GIVEN REQUEST: Every line that contains the word "diff" should be copied out.

(Figure record extracts)
┄┄┄┄┄┄┄┄┄┄

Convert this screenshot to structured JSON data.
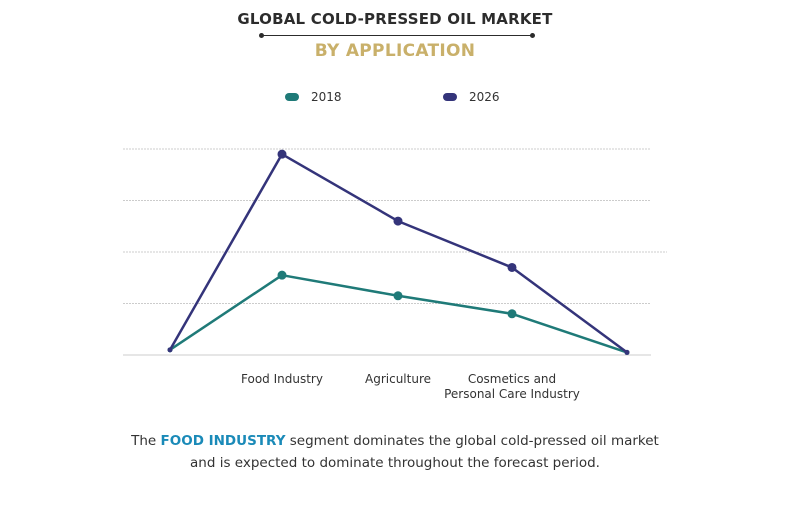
{
  "header": {
    "title": "GLOBAL COLD-PRESSED OIL MARKET",
    "subtitle": "BY APPLICATION"
  },
  "caption": {
    "prefix": "The ",
    "highlight": "FOOD INDUSTRY",
    "line1_rest": " segment dominates the global cold-pressed oil market",
    "line2": "and is expected to dominate throughout the forecast period."
  },
  "colors": {
    "series_2018": "#1f7a78",
    "series_2026": "#34347a",
    "title": "#2c2c2c",
    "subtitle": "#c9b06a",
    "highlight": "#1a8ab8",
    "grid": "#cccccc"
  },
  "chart_data": {
    "type": "line",
    "categories": [
      "",
      "Food Industry",
      "Agriculture",
      "Cosmetics and\nPersonal Care Industry",
      ""
    ],
    "series": [
      {
        "name": "2018",
        "color": "#1f7a78",
        "values": [
          0.1,
          1.55,
          1.15,
          0.8,
          0.05
        ]
      },
      {
        "name": "2026",
        "color": "#34347a",
        "values": [
          0.1,
          3.9,
          2.6,
          1.7,
          0.05
        ]
      }
    ],
    "ylim": [
      0,
      4
    ],
    "grid": true,
    "legend_position": "top-center",
    "title": "",
    "xlabel": "",
    "ylabel": ""
  }
}
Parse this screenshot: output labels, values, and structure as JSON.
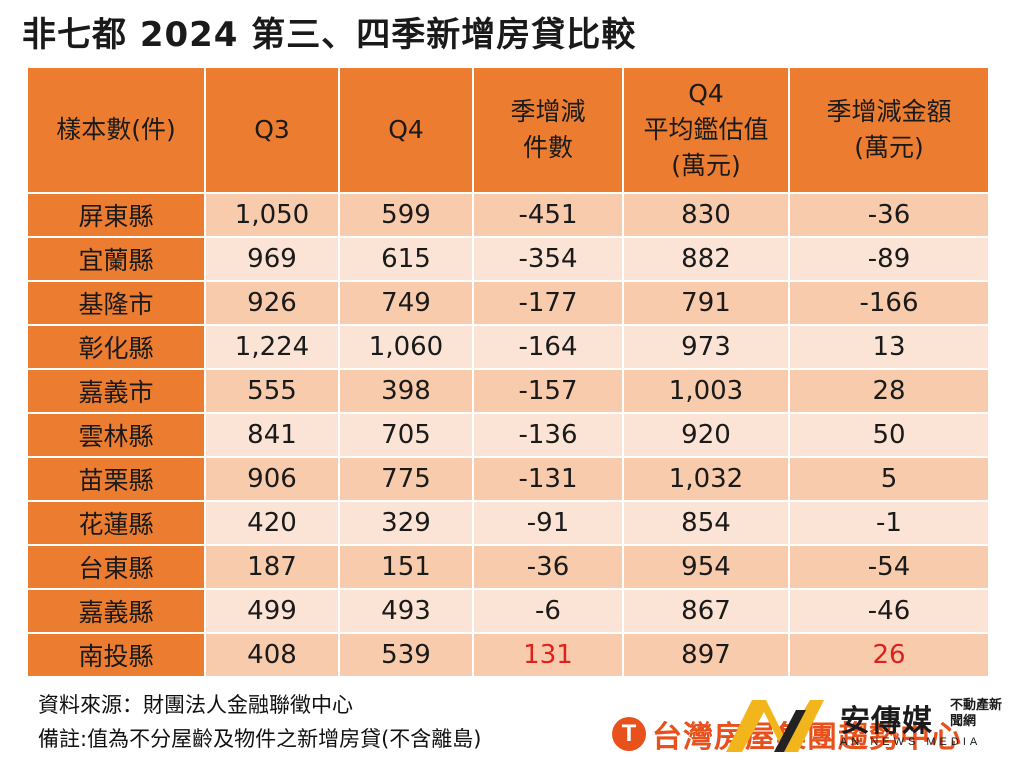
{
  "title": "非七都 2024 第三、四季新增房貸比較",
  "chart_data": {
    "type": "table",
    "title": "非七都 2024 第三、四季新增房貸比較",
    "columns": [
      "樣本數(件)",
      "Q3",
      "Q4",
      "季增減\n件數",
      "Q4\n平均鑑估值\n(萬元)",
      "季增減金額\n(萬元)"
    ],
    "rows": [
      {
        "name": "屏東縣",
        "q3": "1,050",
        "q4": "599",
        "diff": "-451",
        "avg": "830",
        "amt": "-36"
      },
      {
        "name": "宜蘭縣",
        "q3": "969",
        "q4": "615",
        "diff": "-354",
        "avg": "882",
        "amt": "-89"
      },
      {
        "name": "基隆市",
        "q3": "926",
        "q4": "749",
        "diff": "-177",
        "avg": "791",
        "amt": "-166"
      },
      {
        "name": "彰化縣",
        "q3": "1,224",
        "q4": "1,060",
        "diff": "-164",
        "avg": "973",
        "amt": "13"
      },
      {
        "name": "嘉義市",
        "q3": "555",
        "q4": "398",
        "diff": "-157",
        "avg": "1,003",
        "amt": "28"
      },
      {
        "name": "雲林縣",
        "q3": "841",
        "q4": "705",
        "diff": "-136",
        "avg": "920",
        "amt": "50"
      },
      {
        "name": "苗栗縣",
        "q3": "906",
        "q4": "775",
        "diff": "-131",
        "avg": "1,032",
        "amt": "5"
      },
      {
        "name": "花蓮縣",
        "q3": "420",
        "q4": "329",
        "diff": "-91",
        "avg": "854",
        "amt": "-1"
      },
      {
        "name": "台東縣",
        "q3": "187",
        "q4": "151",
        "diff": "-36",
        "avg": "954",
        "amt": "-54"
      },
      {
        "name": "嘉義縣",
        "q3": "499",
        "q4": "493",
        "diff": "-6",
        "avg": "867",
        "amt": "-46"
      },
      {
        "name": "南投縣",
        "q3": "408",
        "q4": "539",
        "diff": "131",
        "avg": "897",
        "amt": "26",
        "highlight": true
      }
    ],
    "highlight_color": "#e0201c"
  },
  "notes": {
    "source": "資料來源：財團法人金融聯徵中心",
    "remark": "備註:值為不分屋齡及物件之新增房貸(不含離島)"
  },
  "brands": {
    "logo1_icon": "T",
    "logo1_text": "台灣房屋集團趨勢中心",
    "logo2_name": "安傳媒",
    "logo2_tag": "不動產新聞網",
    "logo2_sub": "AN NEWS MEDIA"
  },
  "colors": {
    "header": "#ec7c30",
    "row_odd": "#f7cbac",
    "row_even": "#fbe4d5",
    "logo_orange": "#e8501c",
    "logo_gold": "#f2b51c"
  }
}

┄┄┄┄┄┄┄┄┄┄

RESPONSE FOR THIS EXERCISE:
        "diff": "-451",
        "diff": "-354",
        "diff": "-177",
        "diff": "-164",
        "diff": "-157",
        "diff": "-136",
        "diff": "-131",
        "diff": "-91",
        "diff": "-36",
        "diff": "-6",
        "diff": "131",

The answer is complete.